Dataset records

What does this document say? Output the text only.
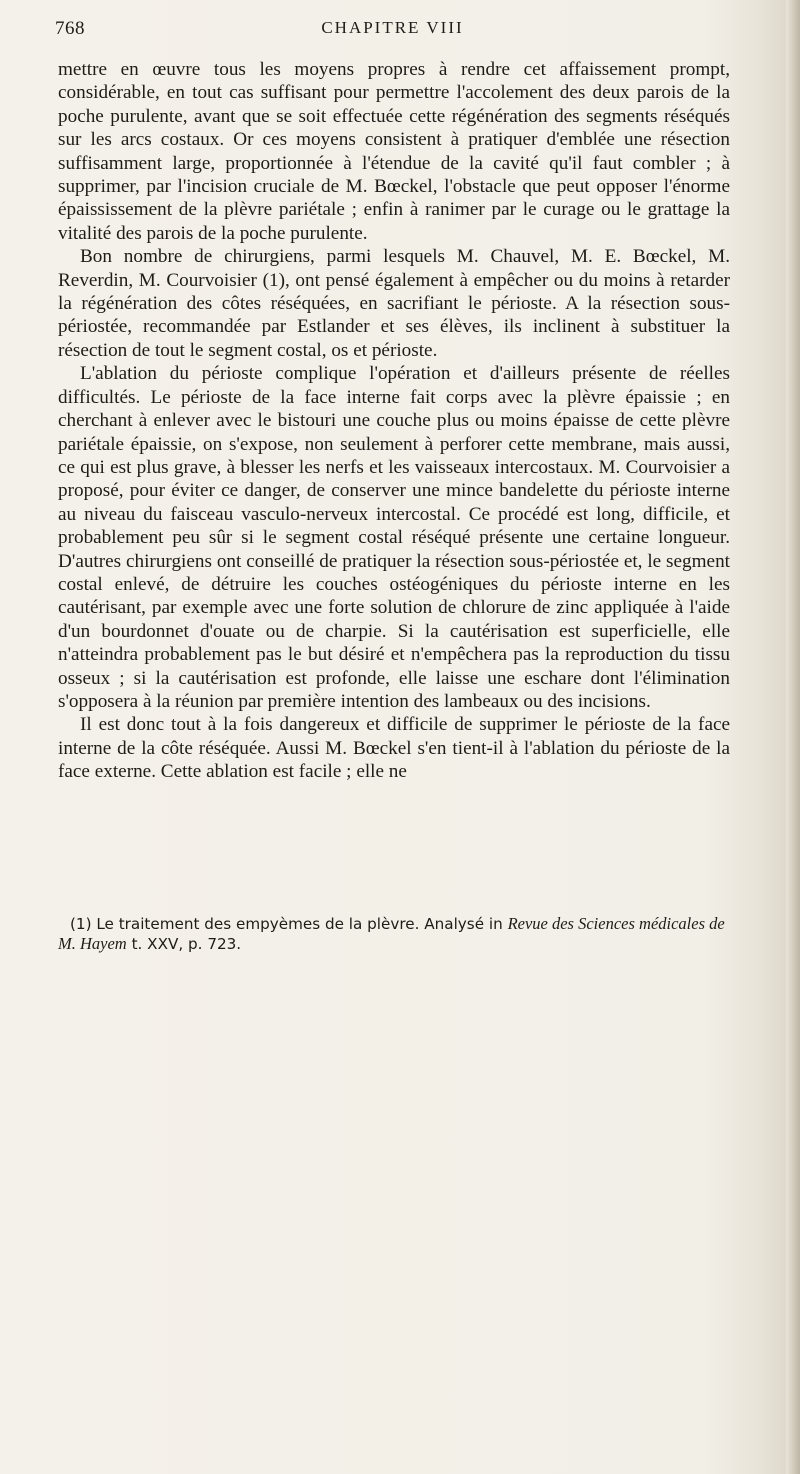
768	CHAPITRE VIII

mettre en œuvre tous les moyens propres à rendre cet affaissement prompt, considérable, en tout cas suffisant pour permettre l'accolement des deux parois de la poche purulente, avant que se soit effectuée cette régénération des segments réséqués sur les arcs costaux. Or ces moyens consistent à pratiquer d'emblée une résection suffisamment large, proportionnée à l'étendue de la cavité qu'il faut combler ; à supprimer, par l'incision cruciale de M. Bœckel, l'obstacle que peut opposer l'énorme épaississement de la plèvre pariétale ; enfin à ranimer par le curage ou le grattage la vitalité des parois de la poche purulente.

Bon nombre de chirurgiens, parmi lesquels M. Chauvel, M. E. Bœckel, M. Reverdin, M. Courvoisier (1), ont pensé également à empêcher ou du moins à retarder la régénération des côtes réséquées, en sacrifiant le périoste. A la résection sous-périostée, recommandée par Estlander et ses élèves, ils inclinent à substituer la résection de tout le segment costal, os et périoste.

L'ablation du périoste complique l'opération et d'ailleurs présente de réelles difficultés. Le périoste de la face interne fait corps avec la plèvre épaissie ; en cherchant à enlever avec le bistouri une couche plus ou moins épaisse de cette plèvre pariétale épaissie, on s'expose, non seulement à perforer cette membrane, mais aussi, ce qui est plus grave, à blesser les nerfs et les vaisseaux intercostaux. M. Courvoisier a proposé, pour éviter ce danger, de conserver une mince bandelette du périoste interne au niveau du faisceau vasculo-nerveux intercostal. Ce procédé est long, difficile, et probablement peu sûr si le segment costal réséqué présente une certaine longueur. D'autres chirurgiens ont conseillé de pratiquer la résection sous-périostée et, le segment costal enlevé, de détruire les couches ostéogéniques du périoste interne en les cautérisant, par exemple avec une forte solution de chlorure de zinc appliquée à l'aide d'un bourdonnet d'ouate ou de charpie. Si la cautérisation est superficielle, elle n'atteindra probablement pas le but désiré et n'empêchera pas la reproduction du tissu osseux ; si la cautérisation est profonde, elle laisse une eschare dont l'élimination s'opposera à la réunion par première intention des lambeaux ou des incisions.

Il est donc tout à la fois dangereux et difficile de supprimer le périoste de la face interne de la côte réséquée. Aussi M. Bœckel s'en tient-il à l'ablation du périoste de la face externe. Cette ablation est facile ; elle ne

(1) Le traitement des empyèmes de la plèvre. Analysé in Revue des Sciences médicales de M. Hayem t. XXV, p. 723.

* * *

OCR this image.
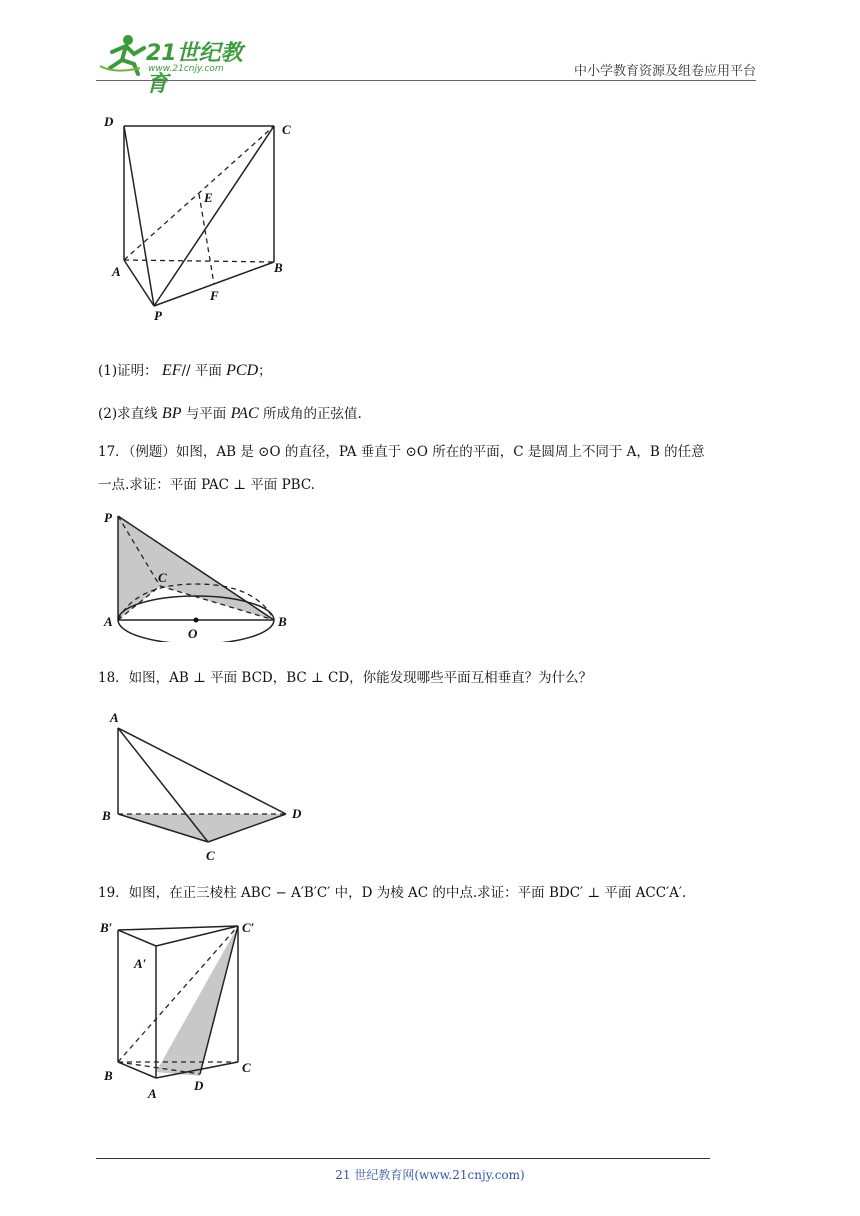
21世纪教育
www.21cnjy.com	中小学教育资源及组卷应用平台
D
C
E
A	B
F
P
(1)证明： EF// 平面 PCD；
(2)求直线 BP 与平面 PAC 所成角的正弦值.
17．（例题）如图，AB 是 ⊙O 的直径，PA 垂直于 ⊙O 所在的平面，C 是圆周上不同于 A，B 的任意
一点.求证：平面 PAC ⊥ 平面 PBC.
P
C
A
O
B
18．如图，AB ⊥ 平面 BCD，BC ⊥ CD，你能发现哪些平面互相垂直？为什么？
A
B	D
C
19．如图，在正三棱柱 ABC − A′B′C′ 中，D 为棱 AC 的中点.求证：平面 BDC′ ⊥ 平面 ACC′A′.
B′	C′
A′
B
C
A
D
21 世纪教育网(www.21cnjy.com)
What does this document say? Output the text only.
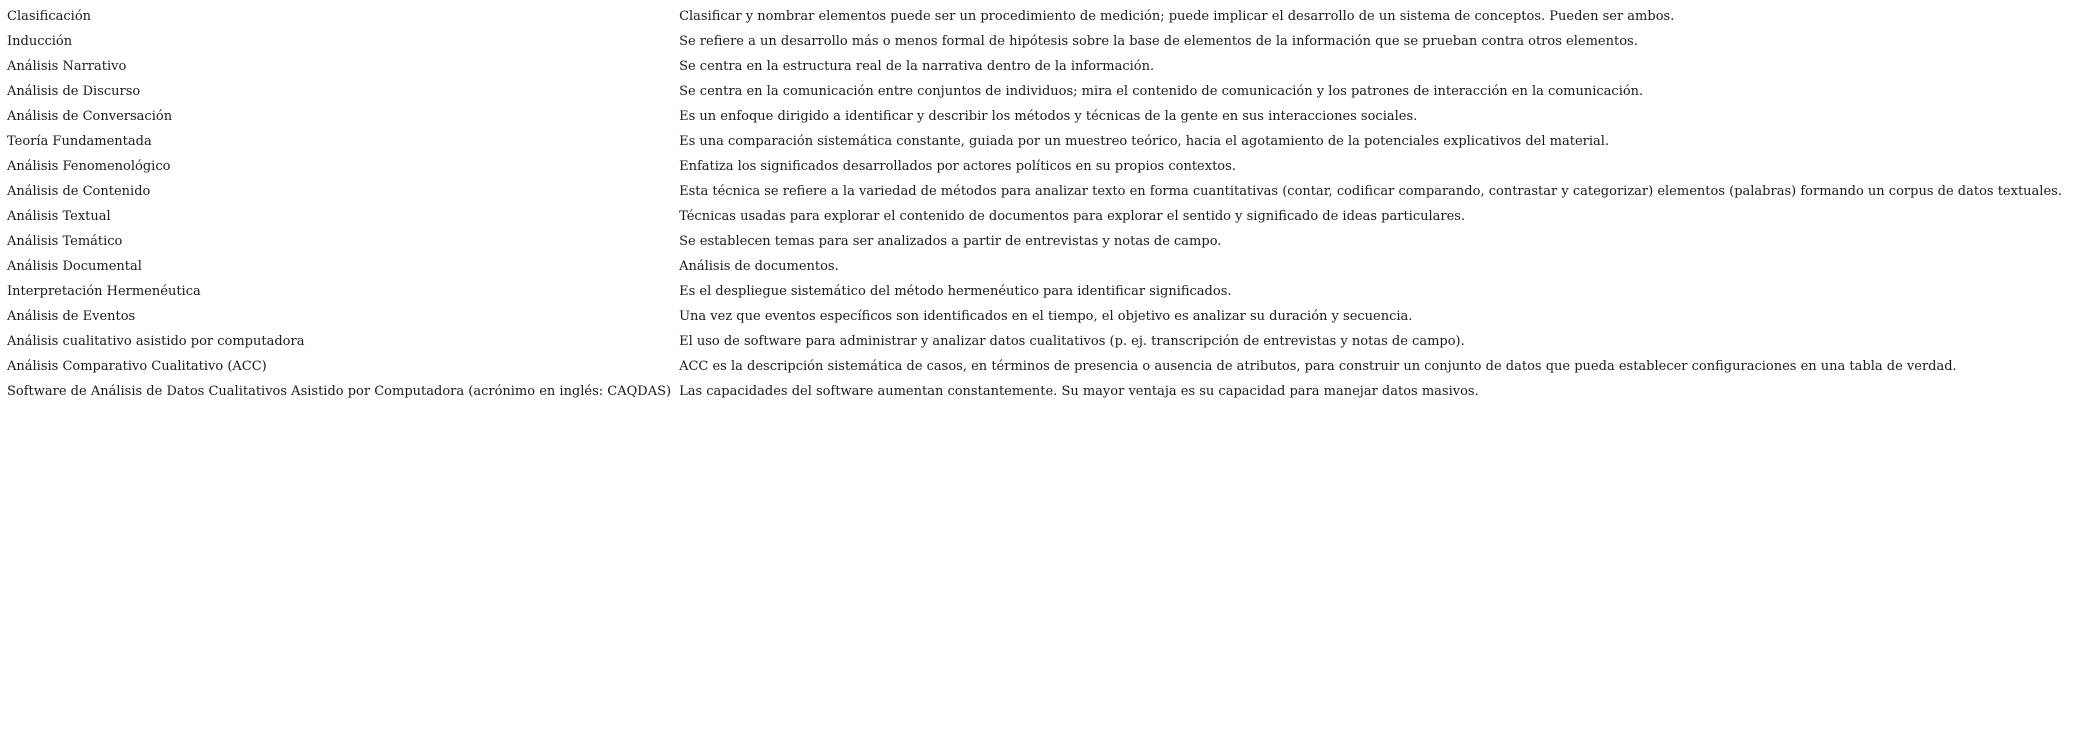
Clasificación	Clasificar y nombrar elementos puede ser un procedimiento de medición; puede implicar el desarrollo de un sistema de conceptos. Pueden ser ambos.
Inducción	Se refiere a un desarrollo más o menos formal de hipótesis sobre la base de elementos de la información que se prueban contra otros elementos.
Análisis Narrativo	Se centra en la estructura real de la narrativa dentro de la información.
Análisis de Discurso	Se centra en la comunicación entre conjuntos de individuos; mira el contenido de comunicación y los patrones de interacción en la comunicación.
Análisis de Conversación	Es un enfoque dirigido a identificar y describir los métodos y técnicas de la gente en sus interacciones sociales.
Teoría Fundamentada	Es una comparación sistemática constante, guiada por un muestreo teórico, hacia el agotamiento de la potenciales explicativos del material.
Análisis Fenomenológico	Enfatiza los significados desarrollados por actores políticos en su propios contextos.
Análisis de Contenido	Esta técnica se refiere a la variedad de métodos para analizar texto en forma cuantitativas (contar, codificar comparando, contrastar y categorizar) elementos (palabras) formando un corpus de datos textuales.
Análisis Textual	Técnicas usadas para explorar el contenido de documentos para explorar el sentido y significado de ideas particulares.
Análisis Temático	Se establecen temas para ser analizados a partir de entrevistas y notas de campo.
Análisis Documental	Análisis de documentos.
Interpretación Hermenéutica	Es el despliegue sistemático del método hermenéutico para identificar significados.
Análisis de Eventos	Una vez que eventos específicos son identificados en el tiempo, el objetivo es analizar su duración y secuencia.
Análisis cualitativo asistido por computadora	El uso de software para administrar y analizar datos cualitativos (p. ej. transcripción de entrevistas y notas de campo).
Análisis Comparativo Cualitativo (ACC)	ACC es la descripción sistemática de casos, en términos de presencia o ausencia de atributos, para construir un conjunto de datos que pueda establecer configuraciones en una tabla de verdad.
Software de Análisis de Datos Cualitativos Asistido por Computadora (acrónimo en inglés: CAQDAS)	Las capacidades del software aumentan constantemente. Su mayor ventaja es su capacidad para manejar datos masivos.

Task requirements
Select every line above that contains the word "documentos", and copy it.

Answer to this task
Análisis Textual	Técnicas usadas para explorar el contenido de documentos para explorar el sentido y significado de ideas particulares.
Análisis Documental	Análisis de documentos.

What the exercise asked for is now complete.